• **Extracted material**

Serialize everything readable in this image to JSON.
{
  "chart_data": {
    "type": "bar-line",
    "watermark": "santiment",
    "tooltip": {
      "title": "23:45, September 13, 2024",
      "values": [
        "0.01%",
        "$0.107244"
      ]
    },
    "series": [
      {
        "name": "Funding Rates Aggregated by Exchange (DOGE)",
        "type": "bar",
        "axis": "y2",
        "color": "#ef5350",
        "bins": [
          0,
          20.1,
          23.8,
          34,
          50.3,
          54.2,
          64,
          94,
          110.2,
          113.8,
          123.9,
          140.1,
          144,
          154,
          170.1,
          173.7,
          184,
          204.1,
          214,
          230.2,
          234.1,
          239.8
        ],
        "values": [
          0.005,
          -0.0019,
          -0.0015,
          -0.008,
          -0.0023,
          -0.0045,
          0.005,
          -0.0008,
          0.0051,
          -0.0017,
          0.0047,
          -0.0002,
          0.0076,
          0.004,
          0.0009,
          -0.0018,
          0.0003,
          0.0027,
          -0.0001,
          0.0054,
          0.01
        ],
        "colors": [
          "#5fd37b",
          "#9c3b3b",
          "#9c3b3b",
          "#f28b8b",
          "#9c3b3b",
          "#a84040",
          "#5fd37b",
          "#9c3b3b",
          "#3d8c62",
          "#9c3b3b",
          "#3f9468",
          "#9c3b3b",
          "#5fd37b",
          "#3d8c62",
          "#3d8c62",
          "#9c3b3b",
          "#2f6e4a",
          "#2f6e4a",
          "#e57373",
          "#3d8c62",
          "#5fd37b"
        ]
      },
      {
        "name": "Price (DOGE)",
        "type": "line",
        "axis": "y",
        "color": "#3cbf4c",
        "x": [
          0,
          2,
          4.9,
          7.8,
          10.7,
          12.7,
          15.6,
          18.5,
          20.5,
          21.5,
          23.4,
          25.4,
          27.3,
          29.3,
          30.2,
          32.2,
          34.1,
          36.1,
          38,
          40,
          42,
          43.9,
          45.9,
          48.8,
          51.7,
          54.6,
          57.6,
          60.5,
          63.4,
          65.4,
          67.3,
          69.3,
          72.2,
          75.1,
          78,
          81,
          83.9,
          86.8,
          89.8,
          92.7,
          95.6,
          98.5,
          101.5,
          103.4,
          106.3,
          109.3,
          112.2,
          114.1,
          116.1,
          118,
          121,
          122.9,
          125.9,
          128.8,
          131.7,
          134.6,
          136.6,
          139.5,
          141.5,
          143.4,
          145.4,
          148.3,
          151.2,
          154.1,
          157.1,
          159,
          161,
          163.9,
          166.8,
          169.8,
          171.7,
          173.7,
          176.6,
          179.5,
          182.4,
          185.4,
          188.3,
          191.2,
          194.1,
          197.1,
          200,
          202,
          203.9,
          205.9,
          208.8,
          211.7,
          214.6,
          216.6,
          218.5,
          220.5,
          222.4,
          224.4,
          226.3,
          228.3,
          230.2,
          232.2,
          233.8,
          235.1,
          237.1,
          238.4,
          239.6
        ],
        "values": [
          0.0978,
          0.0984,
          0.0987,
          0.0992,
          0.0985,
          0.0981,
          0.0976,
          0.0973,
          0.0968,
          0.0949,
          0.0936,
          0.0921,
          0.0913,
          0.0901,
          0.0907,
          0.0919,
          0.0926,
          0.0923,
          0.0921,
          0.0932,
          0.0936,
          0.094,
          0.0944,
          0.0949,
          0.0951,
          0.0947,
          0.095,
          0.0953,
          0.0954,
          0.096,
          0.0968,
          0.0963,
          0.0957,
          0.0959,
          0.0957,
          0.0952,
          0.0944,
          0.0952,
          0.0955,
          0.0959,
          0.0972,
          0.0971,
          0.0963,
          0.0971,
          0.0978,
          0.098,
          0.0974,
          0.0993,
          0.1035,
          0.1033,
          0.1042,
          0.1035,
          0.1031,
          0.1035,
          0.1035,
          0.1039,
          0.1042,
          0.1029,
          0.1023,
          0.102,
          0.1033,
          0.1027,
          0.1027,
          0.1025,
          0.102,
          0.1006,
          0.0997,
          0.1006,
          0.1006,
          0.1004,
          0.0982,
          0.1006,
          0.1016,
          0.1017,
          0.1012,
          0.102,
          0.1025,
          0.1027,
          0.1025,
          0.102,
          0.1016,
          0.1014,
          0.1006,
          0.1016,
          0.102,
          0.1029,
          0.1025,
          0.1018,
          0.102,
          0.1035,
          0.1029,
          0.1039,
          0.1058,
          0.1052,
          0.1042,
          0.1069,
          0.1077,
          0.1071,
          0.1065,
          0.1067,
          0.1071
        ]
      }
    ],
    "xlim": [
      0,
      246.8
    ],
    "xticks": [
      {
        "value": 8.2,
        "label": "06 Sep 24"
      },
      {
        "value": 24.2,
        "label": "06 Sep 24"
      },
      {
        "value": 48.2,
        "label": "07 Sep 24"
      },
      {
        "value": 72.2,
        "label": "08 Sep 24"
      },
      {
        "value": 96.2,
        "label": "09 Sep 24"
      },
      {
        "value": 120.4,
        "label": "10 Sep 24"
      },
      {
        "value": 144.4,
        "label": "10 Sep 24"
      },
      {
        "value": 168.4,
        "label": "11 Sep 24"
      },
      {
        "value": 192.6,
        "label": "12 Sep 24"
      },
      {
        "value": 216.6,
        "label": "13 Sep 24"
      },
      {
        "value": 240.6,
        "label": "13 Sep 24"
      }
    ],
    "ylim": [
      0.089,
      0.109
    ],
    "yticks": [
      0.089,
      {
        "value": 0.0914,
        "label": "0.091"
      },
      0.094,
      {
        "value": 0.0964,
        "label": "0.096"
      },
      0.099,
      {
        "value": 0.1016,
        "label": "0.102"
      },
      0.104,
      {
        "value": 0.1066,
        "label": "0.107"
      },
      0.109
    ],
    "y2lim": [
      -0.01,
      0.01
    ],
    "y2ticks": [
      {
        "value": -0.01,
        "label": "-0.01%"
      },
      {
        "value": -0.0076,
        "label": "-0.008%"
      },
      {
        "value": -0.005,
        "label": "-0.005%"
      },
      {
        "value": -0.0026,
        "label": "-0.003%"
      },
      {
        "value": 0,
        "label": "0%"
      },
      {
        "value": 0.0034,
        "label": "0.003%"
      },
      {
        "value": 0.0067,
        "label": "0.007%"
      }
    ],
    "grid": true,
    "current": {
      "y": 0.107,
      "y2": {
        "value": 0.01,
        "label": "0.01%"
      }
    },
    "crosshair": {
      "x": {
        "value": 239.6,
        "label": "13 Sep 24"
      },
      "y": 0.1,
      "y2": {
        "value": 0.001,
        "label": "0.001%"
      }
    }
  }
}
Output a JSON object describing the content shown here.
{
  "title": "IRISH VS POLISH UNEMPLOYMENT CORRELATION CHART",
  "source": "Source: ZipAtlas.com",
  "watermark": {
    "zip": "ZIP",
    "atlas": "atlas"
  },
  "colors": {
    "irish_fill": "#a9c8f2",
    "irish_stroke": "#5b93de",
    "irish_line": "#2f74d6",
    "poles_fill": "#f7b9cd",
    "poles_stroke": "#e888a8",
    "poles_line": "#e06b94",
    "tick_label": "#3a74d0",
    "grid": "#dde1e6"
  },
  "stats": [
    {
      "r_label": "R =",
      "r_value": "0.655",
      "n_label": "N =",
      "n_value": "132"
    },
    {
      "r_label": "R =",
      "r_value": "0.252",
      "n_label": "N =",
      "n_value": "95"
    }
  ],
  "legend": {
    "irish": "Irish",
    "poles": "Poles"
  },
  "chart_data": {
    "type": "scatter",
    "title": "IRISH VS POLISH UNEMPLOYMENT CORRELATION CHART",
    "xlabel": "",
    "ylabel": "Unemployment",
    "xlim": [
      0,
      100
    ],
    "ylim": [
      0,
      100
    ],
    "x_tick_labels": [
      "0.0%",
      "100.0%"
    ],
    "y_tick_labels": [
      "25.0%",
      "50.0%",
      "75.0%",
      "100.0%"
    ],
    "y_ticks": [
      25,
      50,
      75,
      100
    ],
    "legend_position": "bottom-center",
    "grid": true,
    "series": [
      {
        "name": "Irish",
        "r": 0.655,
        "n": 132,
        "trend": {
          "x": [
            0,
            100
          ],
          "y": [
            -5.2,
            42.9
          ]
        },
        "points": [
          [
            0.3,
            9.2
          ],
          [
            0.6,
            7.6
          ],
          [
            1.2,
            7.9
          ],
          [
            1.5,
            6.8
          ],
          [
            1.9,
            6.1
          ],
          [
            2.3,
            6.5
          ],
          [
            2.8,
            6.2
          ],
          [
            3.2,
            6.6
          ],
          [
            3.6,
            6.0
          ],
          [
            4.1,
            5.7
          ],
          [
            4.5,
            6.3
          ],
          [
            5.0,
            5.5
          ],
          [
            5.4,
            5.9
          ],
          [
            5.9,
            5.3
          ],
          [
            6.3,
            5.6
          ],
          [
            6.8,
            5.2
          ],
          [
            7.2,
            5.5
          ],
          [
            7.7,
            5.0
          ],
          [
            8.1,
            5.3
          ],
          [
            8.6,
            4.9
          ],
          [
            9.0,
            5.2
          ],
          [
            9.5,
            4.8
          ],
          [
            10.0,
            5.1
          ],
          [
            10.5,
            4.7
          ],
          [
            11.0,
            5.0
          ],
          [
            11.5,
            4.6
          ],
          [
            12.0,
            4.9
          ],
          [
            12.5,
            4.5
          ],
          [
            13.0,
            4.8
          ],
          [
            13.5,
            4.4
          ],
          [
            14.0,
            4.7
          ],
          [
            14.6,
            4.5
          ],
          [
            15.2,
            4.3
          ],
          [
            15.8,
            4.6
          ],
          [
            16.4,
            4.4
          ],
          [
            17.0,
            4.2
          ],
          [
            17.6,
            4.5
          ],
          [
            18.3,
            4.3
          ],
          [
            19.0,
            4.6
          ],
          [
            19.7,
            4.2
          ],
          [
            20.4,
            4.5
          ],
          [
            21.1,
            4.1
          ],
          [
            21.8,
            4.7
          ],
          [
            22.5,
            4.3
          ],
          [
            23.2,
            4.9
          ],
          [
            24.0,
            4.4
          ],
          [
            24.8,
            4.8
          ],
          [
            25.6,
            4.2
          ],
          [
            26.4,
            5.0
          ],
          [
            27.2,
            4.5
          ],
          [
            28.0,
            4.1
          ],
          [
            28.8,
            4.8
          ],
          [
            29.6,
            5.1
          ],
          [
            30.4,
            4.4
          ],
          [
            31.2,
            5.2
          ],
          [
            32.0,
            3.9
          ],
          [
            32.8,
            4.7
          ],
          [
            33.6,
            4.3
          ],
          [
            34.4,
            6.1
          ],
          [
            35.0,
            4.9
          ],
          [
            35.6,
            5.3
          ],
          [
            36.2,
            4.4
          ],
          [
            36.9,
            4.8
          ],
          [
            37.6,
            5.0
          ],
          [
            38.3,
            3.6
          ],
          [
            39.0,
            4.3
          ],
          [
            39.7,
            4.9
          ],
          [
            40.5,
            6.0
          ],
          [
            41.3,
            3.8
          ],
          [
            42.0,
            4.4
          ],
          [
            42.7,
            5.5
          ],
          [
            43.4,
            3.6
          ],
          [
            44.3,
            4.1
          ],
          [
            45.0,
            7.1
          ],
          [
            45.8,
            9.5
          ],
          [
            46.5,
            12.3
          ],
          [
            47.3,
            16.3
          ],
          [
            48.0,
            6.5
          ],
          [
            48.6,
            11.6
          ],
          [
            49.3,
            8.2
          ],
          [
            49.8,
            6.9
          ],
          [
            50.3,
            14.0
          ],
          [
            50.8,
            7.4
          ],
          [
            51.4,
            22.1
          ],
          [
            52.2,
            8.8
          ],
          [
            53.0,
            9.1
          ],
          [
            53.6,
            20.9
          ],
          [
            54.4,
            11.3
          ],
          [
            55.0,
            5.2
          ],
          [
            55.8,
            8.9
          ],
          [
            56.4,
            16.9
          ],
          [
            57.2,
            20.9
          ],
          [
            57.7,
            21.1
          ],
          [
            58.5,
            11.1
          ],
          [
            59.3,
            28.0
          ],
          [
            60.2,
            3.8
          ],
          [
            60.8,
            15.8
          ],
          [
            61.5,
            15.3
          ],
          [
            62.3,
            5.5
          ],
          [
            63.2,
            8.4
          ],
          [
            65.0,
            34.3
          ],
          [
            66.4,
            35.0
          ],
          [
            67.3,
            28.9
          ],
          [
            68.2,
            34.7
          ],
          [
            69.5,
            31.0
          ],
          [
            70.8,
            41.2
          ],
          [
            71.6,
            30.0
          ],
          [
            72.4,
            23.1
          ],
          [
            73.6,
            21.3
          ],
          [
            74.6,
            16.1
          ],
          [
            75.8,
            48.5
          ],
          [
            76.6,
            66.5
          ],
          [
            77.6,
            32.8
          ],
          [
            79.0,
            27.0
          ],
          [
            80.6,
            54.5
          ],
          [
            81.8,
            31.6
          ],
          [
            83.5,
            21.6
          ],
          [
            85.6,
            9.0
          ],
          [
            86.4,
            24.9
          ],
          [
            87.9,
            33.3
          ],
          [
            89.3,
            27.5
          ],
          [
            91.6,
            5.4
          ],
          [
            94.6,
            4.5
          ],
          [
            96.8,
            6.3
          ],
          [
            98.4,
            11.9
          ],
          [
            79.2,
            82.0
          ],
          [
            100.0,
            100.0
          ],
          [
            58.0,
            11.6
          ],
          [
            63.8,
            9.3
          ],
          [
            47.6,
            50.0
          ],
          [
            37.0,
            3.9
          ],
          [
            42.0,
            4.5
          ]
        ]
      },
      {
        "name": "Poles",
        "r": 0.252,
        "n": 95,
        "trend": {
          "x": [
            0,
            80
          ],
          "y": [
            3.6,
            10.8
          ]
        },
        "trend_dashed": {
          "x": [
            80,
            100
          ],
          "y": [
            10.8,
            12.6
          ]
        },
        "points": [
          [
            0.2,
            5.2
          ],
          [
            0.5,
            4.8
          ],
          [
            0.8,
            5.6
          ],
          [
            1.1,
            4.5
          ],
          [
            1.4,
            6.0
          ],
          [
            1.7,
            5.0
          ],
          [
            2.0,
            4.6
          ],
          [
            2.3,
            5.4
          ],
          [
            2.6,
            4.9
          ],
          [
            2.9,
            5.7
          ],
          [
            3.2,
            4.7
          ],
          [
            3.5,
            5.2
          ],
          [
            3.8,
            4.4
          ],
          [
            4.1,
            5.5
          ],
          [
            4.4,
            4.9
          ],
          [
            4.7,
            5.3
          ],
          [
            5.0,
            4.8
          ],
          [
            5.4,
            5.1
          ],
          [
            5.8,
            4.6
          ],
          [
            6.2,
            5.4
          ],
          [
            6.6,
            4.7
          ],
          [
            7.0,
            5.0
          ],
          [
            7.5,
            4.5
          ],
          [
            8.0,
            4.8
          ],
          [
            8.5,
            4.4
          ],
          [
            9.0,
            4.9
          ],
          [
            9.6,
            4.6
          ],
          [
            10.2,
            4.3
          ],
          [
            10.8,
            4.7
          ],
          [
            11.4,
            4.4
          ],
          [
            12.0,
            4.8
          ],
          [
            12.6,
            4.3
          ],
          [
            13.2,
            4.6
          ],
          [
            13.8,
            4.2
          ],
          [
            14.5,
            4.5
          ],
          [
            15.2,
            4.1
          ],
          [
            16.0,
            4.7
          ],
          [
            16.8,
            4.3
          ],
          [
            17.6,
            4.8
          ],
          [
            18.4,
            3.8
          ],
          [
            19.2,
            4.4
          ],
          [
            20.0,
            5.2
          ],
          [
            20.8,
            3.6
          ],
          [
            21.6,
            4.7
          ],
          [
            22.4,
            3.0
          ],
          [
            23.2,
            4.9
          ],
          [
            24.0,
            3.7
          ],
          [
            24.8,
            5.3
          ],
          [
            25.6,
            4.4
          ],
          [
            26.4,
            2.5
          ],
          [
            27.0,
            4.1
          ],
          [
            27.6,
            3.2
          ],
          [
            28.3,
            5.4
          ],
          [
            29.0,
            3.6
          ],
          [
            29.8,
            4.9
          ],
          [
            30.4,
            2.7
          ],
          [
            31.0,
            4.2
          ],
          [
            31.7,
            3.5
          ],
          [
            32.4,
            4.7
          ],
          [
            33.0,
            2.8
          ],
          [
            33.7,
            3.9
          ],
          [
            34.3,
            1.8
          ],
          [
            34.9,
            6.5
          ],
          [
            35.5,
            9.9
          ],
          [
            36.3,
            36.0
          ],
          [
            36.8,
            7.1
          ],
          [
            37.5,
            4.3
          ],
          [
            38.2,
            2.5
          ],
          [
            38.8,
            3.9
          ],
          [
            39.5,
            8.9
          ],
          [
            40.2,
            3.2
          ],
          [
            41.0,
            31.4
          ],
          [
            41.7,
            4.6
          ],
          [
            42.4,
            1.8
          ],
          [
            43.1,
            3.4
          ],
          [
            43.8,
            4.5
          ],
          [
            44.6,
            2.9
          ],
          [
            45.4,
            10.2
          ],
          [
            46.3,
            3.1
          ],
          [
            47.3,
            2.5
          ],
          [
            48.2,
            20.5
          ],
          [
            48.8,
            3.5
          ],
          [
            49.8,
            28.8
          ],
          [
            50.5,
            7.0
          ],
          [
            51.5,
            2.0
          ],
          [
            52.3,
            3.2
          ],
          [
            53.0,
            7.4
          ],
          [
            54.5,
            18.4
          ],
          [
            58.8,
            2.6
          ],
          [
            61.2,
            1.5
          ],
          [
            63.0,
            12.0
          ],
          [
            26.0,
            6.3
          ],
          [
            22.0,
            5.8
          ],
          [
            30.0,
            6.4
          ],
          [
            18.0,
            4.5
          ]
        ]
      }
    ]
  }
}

• **Task goal**
Every line of the listing that holds "JSON" should be found and copied.

• **Worked answer**
Serialize everything readable in this image to JSON.
Output a JSON object describing the content shown here.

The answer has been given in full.